Begin RAW DATA
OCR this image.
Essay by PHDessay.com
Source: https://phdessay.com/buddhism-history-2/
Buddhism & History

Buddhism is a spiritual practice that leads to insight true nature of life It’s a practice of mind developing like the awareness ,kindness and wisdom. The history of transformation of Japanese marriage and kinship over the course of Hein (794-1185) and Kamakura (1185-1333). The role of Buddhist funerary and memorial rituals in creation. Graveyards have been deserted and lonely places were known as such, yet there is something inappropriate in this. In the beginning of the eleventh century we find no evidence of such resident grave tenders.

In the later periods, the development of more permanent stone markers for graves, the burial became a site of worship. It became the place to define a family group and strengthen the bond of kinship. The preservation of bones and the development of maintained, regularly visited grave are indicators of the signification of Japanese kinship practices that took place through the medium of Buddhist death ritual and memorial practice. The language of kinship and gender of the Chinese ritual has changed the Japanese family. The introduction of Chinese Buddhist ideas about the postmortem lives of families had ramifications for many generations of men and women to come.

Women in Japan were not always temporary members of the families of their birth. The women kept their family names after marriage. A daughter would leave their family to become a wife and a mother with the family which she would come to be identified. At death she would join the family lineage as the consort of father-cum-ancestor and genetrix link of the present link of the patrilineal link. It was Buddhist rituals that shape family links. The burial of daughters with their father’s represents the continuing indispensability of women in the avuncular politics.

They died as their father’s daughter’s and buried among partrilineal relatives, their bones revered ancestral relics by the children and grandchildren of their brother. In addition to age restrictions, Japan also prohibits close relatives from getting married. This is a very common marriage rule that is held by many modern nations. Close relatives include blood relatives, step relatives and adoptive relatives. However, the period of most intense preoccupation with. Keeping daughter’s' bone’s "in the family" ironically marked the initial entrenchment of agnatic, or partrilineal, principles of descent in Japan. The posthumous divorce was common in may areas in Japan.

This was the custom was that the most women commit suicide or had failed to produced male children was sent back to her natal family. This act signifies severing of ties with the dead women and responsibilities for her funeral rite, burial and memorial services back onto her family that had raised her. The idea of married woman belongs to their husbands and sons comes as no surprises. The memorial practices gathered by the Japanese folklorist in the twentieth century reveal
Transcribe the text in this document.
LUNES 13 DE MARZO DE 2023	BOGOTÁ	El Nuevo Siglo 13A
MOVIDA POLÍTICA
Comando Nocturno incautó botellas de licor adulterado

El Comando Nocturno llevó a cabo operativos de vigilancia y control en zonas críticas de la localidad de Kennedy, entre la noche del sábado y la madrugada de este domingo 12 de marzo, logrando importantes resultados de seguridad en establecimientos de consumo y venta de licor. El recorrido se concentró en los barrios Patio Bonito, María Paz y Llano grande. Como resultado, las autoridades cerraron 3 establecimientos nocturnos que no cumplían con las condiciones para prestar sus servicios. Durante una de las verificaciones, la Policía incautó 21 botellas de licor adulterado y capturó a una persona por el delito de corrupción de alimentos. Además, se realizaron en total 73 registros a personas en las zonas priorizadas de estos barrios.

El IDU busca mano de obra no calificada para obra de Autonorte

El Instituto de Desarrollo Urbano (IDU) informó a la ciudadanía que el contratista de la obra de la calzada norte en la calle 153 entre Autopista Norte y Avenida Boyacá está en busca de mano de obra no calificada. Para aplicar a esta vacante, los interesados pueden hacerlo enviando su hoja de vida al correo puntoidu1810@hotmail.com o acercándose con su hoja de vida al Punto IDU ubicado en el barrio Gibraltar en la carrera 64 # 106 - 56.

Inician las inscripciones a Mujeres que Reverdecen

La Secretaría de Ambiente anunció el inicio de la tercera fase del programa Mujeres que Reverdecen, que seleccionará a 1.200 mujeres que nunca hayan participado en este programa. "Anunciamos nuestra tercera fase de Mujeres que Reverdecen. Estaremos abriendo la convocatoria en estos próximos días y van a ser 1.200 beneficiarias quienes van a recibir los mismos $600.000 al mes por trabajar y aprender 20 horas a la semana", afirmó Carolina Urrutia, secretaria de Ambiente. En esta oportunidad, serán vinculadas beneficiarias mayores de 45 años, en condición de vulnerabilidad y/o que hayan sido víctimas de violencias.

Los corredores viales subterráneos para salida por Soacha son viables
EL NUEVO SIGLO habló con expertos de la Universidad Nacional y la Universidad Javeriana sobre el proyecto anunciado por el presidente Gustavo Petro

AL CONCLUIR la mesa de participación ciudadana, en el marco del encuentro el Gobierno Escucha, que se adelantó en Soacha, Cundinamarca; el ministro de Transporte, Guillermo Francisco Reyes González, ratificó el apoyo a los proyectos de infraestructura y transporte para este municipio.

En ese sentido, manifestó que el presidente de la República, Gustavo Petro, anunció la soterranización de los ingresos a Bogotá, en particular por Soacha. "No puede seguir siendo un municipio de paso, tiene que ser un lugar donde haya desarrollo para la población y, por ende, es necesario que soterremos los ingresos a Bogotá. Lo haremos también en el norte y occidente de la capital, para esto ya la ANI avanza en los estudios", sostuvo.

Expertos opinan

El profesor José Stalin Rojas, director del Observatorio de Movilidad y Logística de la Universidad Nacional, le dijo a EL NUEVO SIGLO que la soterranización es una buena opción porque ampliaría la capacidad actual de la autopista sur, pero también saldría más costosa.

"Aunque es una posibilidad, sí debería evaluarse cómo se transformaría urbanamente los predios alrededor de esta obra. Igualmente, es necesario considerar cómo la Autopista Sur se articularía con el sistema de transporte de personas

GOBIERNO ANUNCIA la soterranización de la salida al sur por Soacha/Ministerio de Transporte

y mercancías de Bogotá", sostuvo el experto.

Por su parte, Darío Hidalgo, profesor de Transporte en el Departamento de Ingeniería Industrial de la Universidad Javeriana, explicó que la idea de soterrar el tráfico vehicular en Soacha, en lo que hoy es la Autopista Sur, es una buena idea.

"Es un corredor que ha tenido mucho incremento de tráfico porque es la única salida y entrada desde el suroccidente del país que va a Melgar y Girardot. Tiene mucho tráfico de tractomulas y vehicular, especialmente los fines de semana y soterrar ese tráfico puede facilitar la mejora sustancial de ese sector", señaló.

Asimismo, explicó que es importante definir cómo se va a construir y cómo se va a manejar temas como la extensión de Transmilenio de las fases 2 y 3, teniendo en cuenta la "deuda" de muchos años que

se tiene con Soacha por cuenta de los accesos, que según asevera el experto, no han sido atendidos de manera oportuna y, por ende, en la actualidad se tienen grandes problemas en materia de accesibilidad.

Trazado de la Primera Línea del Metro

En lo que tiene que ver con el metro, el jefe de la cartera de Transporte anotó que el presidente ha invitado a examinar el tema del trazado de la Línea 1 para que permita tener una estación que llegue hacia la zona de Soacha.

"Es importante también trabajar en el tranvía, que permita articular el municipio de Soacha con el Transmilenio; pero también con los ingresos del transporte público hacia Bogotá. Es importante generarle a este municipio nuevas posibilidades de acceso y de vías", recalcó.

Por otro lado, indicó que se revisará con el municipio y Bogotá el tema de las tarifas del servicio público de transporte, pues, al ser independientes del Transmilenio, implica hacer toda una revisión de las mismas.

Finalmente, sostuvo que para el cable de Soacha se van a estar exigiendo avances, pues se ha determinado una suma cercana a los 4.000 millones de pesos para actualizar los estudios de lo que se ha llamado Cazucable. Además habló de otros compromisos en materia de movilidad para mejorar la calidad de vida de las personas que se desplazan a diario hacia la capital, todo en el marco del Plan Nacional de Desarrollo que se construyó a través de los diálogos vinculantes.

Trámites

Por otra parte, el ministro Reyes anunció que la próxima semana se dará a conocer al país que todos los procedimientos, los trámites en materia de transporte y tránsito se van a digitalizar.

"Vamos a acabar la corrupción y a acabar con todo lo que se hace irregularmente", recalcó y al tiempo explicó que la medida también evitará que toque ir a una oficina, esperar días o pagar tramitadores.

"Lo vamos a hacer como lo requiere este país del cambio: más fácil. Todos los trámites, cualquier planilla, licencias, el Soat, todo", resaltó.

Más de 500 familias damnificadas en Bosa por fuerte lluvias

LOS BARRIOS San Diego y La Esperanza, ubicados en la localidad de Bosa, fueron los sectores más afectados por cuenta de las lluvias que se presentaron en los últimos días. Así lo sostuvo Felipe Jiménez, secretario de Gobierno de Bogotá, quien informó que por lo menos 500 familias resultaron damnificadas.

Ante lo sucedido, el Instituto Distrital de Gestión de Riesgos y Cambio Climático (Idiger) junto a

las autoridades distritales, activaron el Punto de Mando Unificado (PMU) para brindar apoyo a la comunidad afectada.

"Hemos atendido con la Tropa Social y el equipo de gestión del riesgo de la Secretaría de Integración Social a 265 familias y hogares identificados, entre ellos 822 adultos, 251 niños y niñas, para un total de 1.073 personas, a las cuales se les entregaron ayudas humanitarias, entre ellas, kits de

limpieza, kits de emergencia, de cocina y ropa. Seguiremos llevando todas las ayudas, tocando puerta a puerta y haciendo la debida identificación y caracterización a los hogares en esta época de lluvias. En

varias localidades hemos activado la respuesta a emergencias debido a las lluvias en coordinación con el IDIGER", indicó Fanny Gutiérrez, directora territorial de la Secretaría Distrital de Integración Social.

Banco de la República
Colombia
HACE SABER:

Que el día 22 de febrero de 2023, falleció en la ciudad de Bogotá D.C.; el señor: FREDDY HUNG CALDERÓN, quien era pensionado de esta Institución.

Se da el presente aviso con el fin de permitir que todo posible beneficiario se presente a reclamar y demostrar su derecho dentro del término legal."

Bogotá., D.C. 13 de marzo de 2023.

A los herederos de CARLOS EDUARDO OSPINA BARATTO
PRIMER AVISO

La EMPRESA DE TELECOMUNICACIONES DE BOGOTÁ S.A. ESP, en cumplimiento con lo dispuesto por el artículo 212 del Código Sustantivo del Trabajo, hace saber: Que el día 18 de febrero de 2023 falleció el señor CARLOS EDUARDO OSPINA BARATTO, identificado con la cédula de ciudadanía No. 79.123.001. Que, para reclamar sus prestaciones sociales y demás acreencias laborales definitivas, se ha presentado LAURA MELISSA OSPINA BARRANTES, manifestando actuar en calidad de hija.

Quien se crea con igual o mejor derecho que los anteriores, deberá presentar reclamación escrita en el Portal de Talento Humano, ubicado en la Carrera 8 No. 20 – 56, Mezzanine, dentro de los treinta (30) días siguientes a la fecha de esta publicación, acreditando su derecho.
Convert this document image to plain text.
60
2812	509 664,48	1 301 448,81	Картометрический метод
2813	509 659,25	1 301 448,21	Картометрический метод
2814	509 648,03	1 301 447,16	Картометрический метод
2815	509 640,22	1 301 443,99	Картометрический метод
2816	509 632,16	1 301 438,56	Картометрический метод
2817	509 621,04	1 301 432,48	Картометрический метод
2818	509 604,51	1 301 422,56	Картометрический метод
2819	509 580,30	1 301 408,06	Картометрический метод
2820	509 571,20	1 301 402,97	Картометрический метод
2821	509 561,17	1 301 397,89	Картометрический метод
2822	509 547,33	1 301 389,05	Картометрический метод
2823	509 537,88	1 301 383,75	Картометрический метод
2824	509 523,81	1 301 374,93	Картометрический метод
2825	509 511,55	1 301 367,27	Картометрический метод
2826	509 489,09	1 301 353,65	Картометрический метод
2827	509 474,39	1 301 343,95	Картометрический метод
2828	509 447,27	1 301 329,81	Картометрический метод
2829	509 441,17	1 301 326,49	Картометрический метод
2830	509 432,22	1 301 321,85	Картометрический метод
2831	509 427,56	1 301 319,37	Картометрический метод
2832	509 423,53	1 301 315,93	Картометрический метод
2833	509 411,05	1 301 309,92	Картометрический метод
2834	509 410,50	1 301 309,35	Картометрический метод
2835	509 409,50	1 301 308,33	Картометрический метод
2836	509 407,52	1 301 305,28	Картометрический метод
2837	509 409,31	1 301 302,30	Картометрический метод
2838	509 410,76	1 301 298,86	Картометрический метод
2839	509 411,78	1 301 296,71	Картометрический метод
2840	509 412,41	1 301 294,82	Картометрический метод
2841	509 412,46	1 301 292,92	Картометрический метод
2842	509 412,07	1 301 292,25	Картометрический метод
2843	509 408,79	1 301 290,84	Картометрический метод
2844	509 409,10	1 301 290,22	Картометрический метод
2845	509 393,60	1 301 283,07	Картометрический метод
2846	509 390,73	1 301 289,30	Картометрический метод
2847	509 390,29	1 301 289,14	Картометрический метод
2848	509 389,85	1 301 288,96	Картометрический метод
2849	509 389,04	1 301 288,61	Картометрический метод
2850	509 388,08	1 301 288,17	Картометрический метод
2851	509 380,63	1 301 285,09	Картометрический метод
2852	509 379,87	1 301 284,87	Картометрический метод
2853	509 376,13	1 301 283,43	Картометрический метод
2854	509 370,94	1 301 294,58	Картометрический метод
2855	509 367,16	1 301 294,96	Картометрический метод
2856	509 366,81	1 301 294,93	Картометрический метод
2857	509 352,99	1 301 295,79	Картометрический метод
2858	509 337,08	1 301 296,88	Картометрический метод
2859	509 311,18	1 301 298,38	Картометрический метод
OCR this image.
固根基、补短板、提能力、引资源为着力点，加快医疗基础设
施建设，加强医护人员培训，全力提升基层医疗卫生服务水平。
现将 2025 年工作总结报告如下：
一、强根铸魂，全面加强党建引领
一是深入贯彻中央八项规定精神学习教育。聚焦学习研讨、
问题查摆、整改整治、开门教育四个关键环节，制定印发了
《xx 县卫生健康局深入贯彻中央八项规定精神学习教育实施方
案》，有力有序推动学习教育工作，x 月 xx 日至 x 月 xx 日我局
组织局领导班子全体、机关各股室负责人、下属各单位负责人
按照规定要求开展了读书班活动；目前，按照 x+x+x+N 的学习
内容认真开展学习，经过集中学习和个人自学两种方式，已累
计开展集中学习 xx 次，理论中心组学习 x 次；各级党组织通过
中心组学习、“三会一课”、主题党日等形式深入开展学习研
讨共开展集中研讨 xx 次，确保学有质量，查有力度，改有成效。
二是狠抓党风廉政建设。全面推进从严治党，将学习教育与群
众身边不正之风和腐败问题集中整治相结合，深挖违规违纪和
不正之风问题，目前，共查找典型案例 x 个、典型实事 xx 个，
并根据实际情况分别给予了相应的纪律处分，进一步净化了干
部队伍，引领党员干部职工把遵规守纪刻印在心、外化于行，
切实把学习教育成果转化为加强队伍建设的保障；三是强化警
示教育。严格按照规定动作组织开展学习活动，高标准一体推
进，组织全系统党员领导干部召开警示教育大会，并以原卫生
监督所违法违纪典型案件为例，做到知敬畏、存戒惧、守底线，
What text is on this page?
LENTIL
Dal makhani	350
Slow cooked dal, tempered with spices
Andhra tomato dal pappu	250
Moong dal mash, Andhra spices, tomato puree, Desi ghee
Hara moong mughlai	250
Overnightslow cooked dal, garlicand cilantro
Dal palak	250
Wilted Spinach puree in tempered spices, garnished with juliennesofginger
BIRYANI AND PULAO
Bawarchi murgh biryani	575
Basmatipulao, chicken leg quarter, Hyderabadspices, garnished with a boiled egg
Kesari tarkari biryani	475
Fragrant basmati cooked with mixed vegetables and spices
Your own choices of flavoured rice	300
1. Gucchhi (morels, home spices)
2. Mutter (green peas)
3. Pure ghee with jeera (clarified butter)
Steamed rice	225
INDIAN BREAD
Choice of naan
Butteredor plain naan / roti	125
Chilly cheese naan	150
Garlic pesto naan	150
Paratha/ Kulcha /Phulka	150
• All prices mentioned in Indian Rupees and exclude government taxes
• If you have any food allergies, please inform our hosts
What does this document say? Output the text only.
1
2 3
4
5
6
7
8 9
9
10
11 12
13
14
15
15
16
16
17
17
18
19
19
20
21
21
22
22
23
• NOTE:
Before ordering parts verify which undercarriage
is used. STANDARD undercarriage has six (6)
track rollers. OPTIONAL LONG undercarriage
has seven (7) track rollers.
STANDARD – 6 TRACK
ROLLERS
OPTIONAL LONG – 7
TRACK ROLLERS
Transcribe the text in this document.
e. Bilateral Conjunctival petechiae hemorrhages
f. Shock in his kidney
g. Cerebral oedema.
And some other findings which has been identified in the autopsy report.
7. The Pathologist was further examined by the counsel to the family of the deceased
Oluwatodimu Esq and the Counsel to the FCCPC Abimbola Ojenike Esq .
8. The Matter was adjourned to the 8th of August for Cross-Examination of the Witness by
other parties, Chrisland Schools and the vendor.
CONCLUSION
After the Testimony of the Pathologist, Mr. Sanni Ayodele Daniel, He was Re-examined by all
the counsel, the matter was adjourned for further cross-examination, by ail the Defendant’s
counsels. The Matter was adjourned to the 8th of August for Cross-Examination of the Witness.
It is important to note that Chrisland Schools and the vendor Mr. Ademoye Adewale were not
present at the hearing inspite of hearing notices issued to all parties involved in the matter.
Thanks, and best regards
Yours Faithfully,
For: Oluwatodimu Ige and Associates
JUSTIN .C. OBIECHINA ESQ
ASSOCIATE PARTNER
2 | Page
End RAW DATA
Go through the entries and return each line where the word "licor" appears.

Comando Nocturno incautó botellas de licor adulterado
El Comando Nocturno llevó a cabo operativos de vigilancia y control en zonas críticas de la localidad de Kennedy, entre la noche del sábado y la madrugada de este domingo 12 de marzo, logrando importantes resultados de seguridad en establecimientos de consumo y venta de licor. El recorrido se concentró en los barrios Patio Bonito, María Paz y Llano grande. Como resultado, las autoridades cerraron 3 establecimientos nocturnos que no cumplían con las condiciones para prestar sus servicios. Durante una de las verificaciones, la Policía incautó 21 botellas de licor adulterado y capturó a una persona por el delito de corrupción de alimentos. Además, se realizaron en total 73 registros a personas en las zonas priorizadas de estos barrios.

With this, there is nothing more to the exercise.